● **Work request**: Copy out every record precisely.

● **Exercise material**:
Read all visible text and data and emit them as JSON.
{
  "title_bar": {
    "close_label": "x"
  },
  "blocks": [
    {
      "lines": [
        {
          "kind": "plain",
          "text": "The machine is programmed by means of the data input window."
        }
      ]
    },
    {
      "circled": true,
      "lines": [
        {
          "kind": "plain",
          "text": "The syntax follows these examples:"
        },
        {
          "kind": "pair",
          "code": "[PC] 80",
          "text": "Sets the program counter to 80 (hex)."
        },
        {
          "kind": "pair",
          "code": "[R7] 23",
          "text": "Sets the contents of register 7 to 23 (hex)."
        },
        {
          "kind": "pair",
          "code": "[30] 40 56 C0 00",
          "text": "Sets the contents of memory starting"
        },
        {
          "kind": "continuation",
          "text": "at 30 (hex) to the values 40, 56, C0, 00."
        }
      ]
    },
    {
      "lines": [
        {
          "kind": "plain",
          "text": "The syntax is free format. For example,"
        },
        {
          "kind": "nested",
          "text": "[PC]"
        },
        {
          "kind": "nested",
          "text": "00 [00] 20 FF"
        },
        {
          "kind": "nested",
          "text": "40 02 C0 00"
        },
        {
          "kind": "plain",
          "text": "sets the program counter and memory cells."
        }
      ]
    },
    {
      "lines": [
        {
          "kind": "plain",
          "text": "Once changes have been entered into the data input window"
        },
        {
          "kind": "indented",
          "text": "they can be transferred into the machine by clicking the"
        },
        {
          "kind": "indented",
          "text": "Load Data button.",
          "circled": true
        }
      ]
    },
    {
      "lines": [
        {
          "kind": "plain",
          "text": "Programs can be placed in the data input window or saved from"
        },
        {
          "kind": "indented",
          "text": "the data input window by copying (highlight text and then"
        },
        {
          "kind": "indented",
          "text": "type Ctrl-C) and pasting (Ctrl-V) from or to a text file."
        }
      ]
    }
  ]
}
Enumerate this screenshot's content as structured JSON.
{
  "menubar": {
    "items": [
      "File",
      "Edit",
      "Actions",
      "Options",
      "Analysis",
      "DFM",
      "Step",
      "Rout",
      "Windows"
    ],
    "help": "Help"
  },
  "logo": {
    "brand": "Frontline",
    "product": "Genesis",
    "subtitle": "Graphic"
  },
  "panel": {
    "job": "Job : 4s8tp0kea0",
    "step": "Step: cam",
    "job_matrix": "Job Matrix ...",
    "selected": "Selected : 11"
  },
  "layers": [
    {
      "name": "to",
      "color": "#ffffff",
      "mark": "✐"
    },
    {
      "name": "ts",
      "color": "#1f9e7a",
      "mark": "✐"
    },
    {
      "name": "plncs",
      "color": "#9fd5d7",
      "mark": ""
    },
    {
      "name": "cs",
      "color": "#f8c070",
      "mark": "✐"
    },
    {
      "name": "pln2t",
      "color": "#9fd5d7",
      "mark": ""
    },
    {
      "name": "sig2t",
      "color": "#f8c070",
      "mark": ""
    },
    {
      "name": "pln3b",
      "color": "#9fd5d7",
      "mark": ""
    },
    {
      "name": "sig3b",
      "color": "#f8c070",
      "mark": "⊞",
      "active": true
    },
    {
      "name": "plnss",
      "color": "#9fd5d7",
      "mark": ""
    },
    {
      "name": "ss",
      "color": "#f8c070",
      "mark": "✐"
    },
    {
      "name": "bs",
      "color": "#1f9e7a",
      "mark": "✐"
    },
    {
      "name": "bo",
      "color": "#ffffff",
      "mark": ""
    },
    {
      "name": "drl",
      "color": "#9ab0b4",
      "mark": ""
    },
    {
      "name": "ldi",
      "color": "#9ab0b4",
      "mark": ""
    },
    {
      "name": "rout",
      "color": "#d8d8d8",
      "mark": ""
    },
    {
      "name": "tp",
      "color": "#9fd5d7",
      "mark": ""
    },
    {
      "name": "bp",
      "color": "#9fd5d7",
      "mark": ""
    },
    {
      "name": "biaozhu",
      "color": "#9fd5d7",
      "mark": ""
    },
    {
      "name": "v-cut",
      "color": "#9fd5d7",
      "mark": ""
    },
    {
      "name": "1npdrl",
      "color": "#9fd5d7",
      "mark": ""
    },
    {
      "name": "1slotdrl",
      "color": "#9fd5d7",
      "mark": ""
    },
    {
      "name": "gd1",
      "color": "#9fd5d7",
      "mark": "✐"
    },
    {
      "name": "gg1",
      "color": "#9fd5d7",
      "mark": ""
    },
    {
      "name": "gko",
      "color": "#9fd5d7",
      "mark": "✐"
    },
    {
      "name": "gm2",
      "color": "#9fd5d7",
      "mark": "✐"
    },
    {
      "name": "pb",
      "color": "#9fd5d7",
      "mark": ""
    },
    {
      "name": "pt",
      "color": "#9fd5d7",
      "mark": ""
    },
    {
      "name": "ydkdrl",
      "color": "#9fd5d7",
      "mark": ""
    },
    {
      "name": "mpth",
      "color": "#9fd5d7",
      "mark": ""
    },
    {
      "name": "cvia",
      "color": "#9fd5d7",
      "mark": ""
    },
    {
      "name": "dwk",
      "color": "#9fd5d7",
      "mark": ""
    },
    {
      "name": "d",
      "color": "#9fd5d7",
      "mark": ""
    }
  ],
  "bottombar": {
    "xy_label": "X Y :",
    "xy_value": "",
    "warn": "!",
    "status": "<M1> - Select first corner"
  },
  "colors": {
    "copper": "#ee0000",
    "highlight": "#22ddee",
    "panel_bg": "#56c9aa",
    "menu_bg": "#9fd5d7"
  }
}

● **Answer for this exercise**:
Read all visible text and data and emit them as JSON.
{
  "title_bar": {
    "close_label": "x"
  },
  "blocks": [
    {
      "lines": [
        {
          "kind": "plain",
          "text": "The machine is programmed by means of the data input window."
        }
      ]
    },
    {
      "circled": true,
      "lines": [
        {
          "kind": "plain",
          "text": "The syntax follows these examples:"
        },
        {
          "kind": "pair",
          "code": "[PC] 80",
          "text": "Sets the program counter to 80 (hex)."
        },
        {
          "kind": "pair",
          "code": "[R7] 23",
          "text": "Sets the contents of register 7 to 23 (hex)."
        },
        {
          "kind": "pair",
          "code": "[30] 40 56 C0 00",
          "text": "Sets the contents of memory starting"
        },
        {
          "kind": "continuation",
          "text": "at 30 (hex) to the values 40, 56, C0, 00."
        }
      ]
    },
    {
      "lines": [
        {
          "kind": "plain",
          "text": "The syntax is free format. For example,"
        },
        {
          "kind": "nested",
          "text": "[PC]"
        },
        {
          "kind": "nested",
          "text": "00 [00] 20 FF"
        },
        {
          "kind": "nested",
          "text": "40 02 C0 00"
        },
        {
          "kind": "plain",
          "text": "sets the program counter and memory cells."
        }
      ]
    },
    {
      "lines": [
        {
          "kind": "plain",
          "text": "Once changes have been entered into the data input window"
        },
        {
          "kind": "indented",
          "text": "they can be transferred into the machine by clicking the"
        },
        {
          "kind": "indented",
          "text": "Load Data button.",
          "circled": true
        }
      ]
    },
    {
      "lines": [
        {
          "kind": "plain",
          "text": "Programs can be placed in the data input window or saved from"
        },
        {
          "kind": "indented",
          "text": "the data input window by copying (highlight text and then"
        },
        {
          "kind": "indented",
          "text": "type Ctrl-C) and pasting (Ctrl-V) from or to a text file."
        }
      ]
    }
  ]
}
Enumerate this screenshot's content as structured JSON.
{
  "menubar": {
    "items": [
      "File",
      "Edit",
      "Actions",
      "Options",
      "Analysis",
      "DFM",
      "Step",
      "Rout",
      "Windows"
    ],
    "help": "Help"
  },
  "logo": {
    "brand": "Frontline",
    "product": "Genesis",
    "subtitle": "Graphic"
  },
  "panel": {
    "job": "Job : 4s8tp0kea0",
    "step": "Step: cam",
    "job_matrix": "Job Matrix ...",
    "selected": "Selected : 11"
  },
  "layers": [
    {
      "name": "to",
      "color": "#ffffff",
      "mark": "✐"
    },
    {
      "name": "ts",
      "color": "#1f9e7a",
      "mark": "✐"
    },
    {
      "name": "plncs",
      "color": "#9fd5d7",
      "mark": ""
    },
    {
      "name": "cs",
      "color": "#f8c070",
      "mark": "✐"
    },
    {
      "name": "pln2t",
      "color": "#9fd5d7",
      "mark": ""
    },
    {
      "name": "sig2t",
      "color": "#f8c070",
      "mark": ""
    },
    {
      "name": "pln3b",
      "color": "#9fd5d7",
      "mark": ""
    },
    {
      "name": "sig3b",
      "color": "#f8c070",
      "mark": "⊞",
      "active": true
    },
    {
      "name": "plnss",
      "color": "#9fd5d7",
      "mark": ""
    },
    {
      "name": "ss",
      "color": "#f8c070",
      "mark": "✐"
    },
    {
      "name": "bs",
      "color": "#1f9e7a",
      "mark": "✐"
    },
    {
      "name": "bo",
      "color": "#ffffff",
      "mark": ""
    },
    {
      "name": "drl",
      "color": "#9ab0b4",
      "mark": ""
    },
    {
      "name": "ldi",
      "color": "#9ab0b4",
      "mark": ""
    },
    {
      "name": "rout",
      "color": "#d8d8d8",
      "mark": ""
    },
    {
      "name": "tp",
      "color": "#9fd5d7",
      "mark": ""
    },
    {
      "name": "bp",
      "color": "#9fd5d7",
      "mark": ""
    },
    {
      "name": "biaozhu",
      "color": "#9fd5d7",
      "mark": ""
    },
    {
      "name": "v-cut",
      "color": "#9fd5d7",
      "mark": ""
    },
    {
      "name": "1npdrl",
      "color": "#9fd5d7",
      "mark": ""
    },
    {
      "name": "1slotdrl",
      "color": "#9fd5d7",
      "mark": ""
    },
    {
      "name": "gd1",
      "color": "#9fd5d7",
      "mark": "✐"
    },
    {
      "name": "gg1",
      "color": "#9fd5d7",
      "mark": ""
    },
    {
      "name": "gko",
      "color": "#9fd5d7",
      "mark": "✐"
    },
    {
      "name": "gm2",
      "color": "#9fd5d7",
      "mark": "✐"
    },
    {
      "name": "pb",
      "color": "#9fd5d7",
      "mark": ""
    },
    {
      "name": "pt",
      "color": "#9fd5d7",
      "mark": ""
    },
    {
      "name": "ydkdrl",
      "color": "#9fd5d7",
      "mark": ""
    },
    {
      "name": "mpth",
      "color": "#9fd5d7",
      "mark": ""
    },
    {
      "name": "cvia",
      "color": "#9fd5d7",
      "mark": ""
    },
    {
      "name": "dwk",
      "color": "#9fd5d7",
      "mark": ""
    },
    {
      "name": "d",
      "color": "#9fd5d7",
      "mark": ""
    }
  ],
  "bottombar": {
    "xy_label": "X Y :",
    "xy_value": "",
    "warn": "!",
    "status": "<M1> - Select first corner"
  },
  "colors": {
    "copper": "#ee0000",
    "highlight": "#22ddee",
    "panel_bg": "#56c9aa",
    "menu_bg": "#9fd5d7"
  }
}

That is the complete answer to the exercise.